Una ripresa “business as usual” può far perdere una occasione positiva di intervento globale, e trasformarla nel suo contrario: il basso prezzo dei fossili può espellere dal mercato molte fonti rinnovabili nonostante i grandi progressi fatti da queste (in particolare solare e vento) negli anni recenti, tanto da avvicinarsi molto per costi di produzione energetici, a quelli delle fonti fossili pre-Covid.

In perfetta coincidenza, aumenteranno drammaticamente in tutto il mondo i fabbisogni di risorse pubbliche. E si sente parlare da molte fonti autorevoli (Von Der Leyen in Europa, e la consulente del nostro primo ministro, prof. Mazzuccato, in Italia) di un “green new deal”. Ma il miglior “green new deal” può essere proprio un intervento che risponde anche al problema finanziario sovraccitato, invece che aggravarlo: una “Carbon Tax” più universale possibile.

§ RECORD

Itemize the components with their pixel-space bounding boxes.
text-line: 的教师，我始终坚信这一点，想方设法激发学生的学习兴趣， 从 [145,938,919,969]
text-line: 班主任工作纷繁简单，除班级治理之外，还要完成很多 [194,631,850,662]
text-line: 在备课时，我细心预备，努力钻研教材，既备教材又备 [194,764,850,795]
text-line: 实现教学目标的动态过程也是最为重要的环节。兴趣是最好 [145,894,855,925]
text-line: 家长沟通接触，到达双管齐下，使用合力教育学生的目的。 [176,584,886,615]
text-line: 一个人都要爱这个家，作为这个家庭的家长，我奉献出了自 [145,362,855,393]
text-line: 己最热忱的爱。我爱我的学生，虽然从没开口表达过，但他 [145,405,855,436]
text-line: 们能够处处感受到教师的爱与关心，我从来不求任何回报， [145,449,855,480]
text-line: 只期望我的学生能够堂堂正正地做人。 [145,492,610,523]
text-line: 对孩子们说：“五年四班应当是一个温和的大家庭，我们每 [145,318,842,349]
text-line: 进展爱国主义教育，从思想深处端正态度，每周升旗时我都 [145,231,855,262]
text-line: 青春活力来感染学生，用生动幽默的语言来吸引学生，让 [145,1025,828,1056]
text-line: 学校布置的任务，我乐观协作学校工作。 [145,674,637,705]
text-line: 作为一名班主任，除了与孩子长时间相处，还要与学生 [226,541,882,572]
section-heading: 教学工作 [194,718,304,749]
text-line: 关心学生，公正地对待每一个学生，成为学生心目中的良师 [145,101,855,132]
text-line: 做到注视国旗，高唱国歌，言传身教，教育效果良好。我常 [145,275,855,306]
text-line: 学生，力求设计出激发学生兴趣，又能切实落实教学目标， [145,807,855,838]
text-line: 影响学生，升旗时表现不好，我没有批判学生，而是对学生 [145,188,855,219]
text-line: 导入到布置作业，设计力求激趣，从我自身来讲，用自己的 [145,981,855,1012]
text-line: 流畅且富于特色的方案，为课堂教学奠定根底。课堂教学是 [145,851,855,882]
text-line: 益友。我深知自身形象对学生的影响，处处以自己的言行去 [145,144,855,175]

§ CONSEGNE
**1)** Traduca in inglese questa frase del brano: «In perfetta coincidenza, aumenteranno drammaticamente in tutto il mondo i fabbisogni di risorse pubbliche.»
**2)** Riscriva in forma più concisa il paragrafo del brano che comincia con «In perfetta coincidenza», conservandone i fatti principali.

§ RISPOSTE IN ORDINE
**1)** At the very same time, the need for public resources will rise dramatically throughout the world.

**2)** In tutto il mondo crescerà drasticamente il bisogno di risorse pubbliche. Fonti autorevoli, come Von Der Leyen in Europa e la prof. Mazzuccato, consulente del primo ministro, in Italia, parlano di un «green new deal». Il migliore potrebbe essere una «Carbon Tax» il più possibile universale, che risponderebbe anche al problema finanziario invece di aggravarlo.